Copy out all the records exactly.

[Begin]

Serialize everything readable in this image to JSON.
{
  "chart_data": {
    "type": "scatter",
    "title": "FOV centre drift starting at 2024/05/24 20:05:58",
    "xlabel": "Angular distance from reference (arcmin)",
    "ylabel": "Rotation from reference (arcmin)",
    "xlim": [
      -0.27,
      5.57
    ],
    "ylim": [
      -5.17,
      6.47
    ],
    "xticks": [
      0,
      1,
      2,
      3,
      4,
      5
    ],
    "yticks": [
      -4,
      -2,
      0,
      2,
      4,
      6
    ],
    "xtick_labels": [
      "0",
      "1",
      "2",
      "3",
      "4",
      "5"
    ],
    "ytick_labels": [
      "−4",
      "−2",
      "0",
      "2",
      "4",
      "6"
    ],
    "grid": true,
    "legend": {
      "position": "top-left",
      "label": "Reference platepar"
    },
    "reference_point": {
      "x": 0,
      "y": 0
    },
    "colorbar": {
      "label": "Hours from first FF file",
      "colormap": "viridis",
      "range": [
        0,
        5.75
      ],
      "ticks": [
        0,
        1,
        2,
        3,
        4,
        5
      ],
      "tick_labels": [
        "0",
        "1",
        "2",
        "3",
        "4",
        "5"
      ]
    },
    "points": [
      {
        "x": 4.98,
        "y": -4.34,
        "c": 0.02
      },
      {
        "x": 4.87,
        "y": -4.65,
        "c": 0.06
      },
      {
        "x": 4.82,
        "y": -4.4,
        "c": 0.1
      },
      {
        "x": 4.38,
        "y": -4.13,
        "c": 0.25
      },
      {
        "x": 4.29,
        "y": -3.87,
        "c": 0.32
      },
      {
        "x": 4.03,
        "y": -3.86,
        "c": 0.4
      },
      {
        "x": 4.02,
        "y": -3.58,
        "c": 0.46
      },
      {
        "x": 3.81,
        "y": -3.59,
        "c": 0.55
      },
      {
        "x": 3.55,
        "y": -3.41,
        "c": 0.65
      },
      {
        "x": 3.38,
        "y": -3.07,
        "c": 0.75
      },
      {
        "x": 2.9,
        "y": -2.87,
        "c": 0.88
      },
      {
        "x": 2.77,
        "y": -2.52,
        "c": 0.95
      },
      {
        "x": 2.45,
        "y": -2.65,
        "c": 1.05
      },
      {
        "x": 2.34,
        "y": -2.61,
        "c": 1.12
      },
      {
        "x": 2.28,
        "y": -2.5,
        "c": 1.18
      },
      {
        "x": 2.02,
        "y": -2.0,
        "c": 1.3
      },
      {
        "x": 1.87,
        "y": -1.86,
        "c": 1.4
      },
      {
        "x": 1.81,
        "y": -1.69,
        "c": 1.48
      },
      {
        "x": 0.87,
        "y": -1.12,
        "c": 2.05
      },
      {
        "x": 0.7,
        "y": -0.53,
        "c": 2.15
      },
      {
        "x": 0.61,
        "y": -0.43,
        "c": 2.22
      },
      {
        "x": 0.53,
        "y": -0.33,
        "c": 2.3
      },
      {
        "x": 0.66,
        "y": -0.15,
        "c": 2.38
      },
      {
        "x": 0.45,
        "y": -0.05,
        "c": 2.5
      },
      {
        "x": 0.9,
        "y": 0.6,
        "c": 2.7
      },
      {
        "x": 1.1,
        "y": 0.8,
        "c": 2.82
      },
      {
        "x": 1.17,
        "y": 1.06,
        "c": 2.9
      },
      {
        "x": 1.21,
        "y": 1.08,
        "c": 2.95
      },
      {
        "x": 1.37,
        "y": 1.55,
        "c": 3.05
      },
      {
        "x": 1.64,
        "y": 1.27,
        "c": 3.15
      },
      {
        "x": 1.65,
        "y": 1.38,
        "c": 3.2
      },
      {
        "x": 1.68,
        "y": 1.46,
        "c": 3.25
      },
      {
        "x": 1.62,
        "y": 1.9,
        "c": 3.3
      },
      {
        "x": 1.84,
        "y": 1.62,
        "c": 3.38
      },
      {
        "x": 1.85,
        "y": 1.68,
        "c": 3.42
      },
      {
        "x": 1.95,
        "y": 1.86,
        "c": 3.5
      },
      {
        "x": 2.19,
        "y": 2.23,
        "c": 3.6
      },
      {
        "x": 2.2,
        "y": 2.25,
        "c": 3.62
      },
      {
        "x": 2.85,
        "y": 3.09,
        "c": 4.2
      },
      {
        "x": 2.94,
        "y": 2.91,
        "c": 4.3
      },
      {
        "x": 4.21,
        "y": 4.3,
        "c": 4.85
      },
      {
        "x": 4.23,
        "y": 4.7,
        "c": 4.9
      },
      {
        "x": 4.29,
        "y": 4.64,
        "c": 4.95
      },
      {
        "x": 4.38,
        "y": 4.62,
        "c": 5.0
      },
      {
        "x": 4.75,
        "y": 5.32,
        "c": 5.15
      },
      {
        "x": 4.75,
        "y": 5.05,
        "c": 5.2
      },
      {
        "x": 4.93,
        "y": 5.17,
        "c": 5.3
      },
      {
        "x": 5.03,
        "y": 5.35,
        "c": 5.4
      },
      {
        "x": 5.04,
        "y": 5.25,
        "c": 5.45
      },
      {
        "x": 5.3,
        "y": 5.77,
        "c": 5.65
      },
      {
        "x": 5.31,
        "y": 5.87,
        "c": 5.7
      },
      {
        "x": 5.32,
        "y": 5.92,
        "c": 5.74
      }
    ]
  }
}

[End]

--- ANSWER BELOW ---
Serialize everything readable in this image to JSON.
{
  "chart_data": {
    "type": "scatter",
    "title": "FOV centre drift starting at 2024/05/24 20:05:58",
    "xlabel": "Angular distance from reference (arcmin)",
    "ylabel": "Rotation from reference (arcmin)",
    "xlim": [
      -0.27,
      5.57
    ],
    "ylim": [
      -5.17,
      6.47
    ],
    "xticks": [
      0,
      1,
      2,
      3,
      4,
      5
    ],
    "yticks": [
      -4,
      -2,
      0,
      2,
      4,
      6
    ],
    "xtick_labels": [
      "0",
      "1",
      "2",
      "3",
      "4",
      "5"
    ],
    "ytick_labels": [
      "−4",
      "−2",
      "0",
      "2",
      "4",
      "6"
    ],
    "grid": true,
    "legend": {
      "position": "top-left",
      "label": "Reference platepar"
    },
    "reference_point": {
      "x": 0,
      "y": 0
    },
    "colorbar": {
      "label": "Hours from first FF file",
      "colormap": "viridis",
      "range": [
        0,
        5.75
      ],
      "ticks": [
        0,
        1,
        2,
        3,
        4,
        5
      ],
      "tick_labels": [
        "0",
        "1",
        "2",
        "3",
        "4",
        "5"
      ]
    },
    "points": [
      {
        "x": 4.98,
        "y": -4.34,
        "c": 0.02
      },
      {
        "x": 4.87,
        "y": -4.65,
        "c": 0.06
      },
      {
        "x": 4.82,
        "y": -4.4,
        "c": 0.1
      },
      {
        "x": 4.38,
        "y": -4.13,
        "c": 0.25
      },
      {
        "x": 4.29,
        "y": -3.87,
        "c": 0.32
      },
      {
        "x": 4.03,
        "y": -3.86,
        "c": 0.4
      },
      {
        "x": 4.02,
        "y": -3.58,
        "c": 0.46
      },
      {
        "x": 3.81,
        "y": -3.59,
        "c": 0.55
      },
      {
        "x": 3.55,
        "y": -3.41,
        "c": 0.65
      },
      {
        "x": 3.38,
        "y": -3.07,
        "c": 0.75
      },
      {
        "x": 2.9,
        "y": -2.87,
        "c": 0.88
      },
      {
        "x": 2.77,
        "y": -2.52,
        "c": 0.95
      },
      {
        "x": 2.45,
        "y": -2.65,
        "c": 1.05
      },
      {
        "x": 2.34,
        "y": -2.61,
        "c": 1.12
      },
      {
        "x": 2.28,
        "y": -2.5,
        "c": 1.18
      },
      {
        "x": 2.02,
        "y": -2.0,
        "c": 1.3
      },
      {
        "x": 1.87,
        "y": -1.86,
        "c": 1.4
      },
      {
        "x": 1.81,
        "y": -1.69,
        "c": 1.48
      },
      {
        "x": 0.87,
        "y": -1.12,
        "c": 2.05
      },
      {
        "x": 0.7,
        "y": -0.53,
        "c": 2.15
      },
      {
        "x": 0.61,
        "y": -0.43,
        "c": 2.22
      },
      {
        "x": 0.53,
        "y": -0.33,
        "c": 2.3
      },
      {
        "x": 0.66,
        "y": -0.15,
        "c": 2.38
      },
      {
        "x": 0.45,
        "y": -0.05,
        "c": 2.5
      },
      {
        "x": 0.9,
        "y": 0.6,
        "c": 2.7
      },
      {
        "x": 1.1,
        "y": 0.8,
        "c": 2.82
      },
      {
        "x": 1.17,
        "y": 1.06,
        "c": 2.9
      },
      {
        "x": 1.21,
        "y": 1.08,
        "c": 2.95
      },
      {
        "x": 1.37,
        "y": 1.55,
        "c": 3.05
      },
      {
        "x": 1.64,
        "y": 1.27,
        "c": 3.15
      },
      {
        "x": 1.65,
        "y": 1.38,
        "c": 3.2
      },
      {
        "x": 1.68,
        "y": 1.46,
        "c": 3.25
      },
      {
        "x": 1.62,
        "y": 1.9,
        "c": 3.3
      },
      {
        "x": 1.84,
        "y": 1.62,
        "c": 3.38
      },
      {
        "x": 1.85,
        "y": 1.68,
        "c": 3.42
      },
      {
        "x": 1.95,
        "y": 1.86,
        "c": 3.5
      },
      {
        "x": 2.19,
        "y": 2.23,
        "c": 3.6
      },
      {
        "x": 2.2,
        "y": 2.25,
        "c": 3.62
      },
      {
        "x": 2.85,
        "y": 3.09,
        "c": 4.2
      },
      {
        "x": 2.94,
        "y": 2.91,
        "c": 4.3
      },
      {
        "x": 4.21,
        "y": 4.3,
        "c": 4.85
      },
      {
        "x": 4.23,
        "y": 4.7,
        "c": 4.9
      },
      {
        "x": 4.29,
        "y": 4.64,
        "c": 4.95
      },
      {
        "x": 4.38,
        "y": 4.62,
        "c": 5.0
      },
      {
        "x": 4.75,
        "y": 5.32,
        "c": 5.15
      },
      {
        "x": 4.75,
        "y": 5.05,
        "c": 5.2
      },
      {
        "x": 4.93,
        "y": 5.17,
        "c": 5.3
      },
      {
        "x": 5.03,
        "y": 5.35,
        "c": 5.4
      },
      {
        "x": 5.04,
        "y": 5.25,
        "c": 5.45
      },
      {
        "x": 5.3,
        "y": 5.77,
        "c": 5.65
      },
      {
        "x": 5.31,
        "y": 5.87,
        "c": 5.7
      },
      {
        "x": 5.32,
        "y": 5.92,
        "c": 5.74
      }
    ]
  }
}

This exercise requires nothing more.